§ Prompt: Look through the listing and locate every line containing the word "Annual"; copy those lines.

--- start Task material ---

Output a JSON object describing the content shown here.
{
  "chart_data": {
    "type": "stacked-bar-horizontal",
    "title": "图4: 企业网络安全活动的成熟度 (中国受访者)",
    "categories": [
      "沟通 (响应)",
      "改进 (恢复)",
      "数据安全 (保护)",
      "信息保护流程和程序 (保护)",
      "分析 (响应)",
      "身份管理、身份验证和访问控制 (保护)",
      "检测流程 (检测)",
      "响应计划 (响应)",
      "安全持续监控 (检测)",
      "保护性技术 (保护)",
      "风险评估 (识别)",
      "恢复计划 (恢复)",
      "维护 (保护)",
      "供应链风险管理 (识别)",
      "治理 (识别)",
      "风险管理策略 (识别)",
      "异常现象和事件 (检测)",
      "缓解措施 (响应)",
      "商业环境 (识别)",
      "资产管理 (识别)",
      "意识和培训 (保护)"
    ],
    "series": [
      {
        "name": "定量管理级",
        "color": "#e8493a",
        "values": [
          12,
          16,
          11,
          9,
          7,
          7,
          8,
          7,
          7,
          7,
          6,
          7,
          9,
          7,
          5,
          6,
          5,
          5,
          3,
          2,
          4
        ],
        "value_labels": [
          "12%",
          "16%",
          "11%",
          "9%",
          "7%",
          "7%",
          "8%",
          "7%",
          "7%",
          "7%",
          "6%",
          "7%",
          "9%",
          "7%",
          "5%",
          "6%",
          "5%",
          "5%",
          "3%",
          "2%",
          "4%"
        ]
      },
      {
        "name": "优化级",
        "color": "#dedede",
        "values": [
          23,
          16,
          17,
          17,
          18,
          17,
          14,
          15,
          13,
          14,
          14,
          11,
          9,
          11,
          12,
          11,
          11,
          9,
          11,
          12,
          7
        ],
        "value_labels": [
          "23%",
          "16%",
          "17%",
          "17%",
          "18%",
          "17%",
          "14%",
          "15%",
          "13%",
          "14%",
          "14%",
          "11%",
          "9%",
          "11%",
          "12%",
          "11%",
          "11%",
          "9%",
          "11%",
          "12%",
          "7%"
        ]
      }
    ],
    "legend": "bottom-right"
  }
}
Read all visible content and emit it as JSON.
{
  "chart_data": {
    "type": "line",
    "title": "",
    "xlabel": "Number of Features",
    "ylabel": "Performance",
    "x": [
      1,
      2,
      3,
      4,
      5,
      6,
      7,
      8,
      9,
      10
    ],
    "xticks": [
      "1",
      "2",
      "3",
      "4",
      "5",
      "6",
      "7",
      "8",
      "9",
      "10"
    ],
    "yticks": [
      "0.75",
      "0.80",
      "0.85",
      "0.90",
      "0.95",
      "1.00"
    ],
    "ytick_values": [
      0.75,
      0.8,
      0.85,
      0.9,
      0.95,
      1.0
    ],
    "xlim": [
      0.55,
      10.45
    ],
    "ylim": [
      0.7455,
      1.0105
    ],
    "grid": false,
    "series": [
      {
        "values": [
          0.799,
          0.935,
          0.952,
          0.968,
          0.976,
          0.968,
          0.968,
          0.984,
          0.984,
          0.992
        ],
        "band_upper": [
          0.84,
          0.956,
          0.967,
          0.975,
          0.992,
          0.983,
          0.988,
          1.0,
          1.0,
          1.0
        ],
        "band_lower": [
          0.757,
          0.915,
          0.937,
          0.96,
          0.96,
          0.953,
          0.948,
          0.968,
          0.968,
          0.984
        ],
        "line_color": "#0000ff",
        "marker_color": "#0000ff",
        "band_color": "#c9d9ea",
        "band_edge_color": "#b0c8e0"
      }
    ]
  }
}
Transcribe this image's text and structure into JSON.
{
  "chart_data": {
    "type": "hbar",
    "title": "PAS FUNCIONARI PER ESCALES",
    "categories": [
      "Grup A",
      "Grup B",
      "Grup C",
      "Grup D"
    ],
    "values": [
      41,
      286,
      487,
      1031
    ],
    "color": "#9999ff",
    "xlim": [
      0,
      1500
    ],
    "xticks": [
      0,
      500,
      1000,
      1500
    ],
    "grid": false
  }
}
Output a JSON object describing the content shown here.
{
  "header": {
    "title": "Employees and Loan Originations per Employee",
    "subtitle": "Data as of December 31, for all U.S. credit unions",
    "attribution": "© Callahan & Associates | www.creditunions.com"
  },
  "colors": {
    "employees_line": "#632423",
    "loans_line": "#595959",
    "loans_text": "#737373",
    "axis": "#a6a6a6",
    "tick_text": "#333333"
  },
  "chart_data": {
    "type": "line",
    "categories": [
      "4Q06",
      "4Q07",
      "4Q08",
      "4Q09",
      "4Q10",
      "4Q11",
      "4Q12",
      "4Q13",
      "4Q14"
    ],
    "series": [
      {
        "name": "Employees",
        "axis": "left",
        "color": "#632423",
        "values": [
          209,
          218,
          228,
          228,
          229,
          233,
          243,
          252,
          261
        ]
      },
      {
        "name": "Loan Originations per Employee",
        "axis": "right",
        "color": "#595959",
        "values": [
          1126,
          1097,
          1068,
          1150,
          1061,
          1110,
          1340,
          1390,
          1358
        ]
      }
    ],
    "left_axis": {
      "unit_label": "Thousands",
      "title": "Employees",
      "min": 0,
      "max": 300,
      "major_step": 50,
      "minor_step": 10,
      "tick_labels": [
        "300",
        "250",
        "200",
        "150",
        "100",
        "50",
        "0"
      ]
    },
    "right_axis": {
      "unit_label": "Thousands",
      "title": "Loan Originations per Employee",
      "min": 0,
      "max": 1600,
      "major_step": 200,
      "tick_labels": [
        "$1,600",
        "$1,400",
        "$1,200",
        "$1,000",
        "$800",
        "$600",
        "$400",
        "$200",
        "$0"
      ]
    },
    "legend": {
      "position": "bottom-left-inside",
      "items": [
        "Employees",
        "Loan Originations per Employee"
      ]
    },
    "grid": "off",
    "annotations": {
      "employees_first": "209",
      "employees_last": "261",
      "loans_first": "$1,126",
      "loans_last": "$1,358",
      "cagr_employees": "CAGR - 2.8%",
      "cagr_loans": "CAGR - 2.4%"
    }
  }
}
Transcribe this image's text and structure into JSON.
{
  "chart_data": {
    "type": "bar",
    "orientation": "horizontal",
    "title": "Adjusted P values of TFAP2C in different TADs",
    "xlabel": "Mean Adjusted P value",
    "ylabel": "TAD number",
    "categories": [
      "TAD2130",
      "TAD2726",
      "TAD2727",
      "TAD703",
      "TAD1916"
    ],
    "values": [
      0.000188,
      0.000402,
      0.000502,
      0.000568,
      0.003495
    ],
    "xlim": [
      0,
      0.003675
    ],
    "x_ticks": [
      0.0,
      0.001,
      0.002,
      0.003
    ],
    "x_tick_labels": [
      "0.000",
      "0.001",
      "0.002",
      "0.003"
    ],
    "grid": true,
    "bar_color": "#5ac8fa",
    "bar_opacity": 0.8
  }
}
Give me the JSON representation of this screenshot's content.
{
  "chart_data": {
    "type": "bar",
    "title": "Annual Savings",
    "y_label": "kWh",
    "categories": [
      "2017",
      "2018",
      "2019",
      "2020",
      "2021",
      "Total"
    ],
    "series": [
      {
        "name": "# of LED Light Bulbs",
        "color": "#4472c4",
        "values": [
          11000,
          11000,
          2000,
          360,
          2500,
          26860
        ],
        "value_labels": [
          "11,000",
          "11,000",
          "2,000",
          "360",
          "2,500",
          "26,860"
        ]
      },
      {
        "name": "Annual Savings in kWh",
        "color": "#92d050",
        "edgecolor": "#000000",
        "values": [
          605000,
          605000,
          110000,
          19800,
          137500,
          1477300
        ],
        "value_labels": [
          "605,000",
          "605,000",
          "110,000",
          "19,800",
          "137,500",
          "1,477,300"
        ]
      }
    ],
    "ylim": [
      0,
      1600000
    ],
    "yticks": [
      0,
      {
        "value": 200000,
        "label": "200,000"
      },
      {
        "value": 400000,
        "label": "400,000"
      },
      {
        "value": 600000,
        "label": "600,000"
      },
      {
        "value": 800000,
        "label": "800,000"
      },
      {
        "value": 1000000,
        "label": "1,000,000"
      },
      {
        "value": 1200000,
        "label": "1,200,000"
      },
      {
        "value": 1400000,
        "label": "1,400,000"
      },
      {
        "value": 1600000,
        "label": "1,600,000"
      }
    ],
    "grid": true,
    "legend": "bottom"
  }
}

--- end Task material ---

§ Result below:
    "title": "Annual Savings",
        "name": "Annual Savings in kWh",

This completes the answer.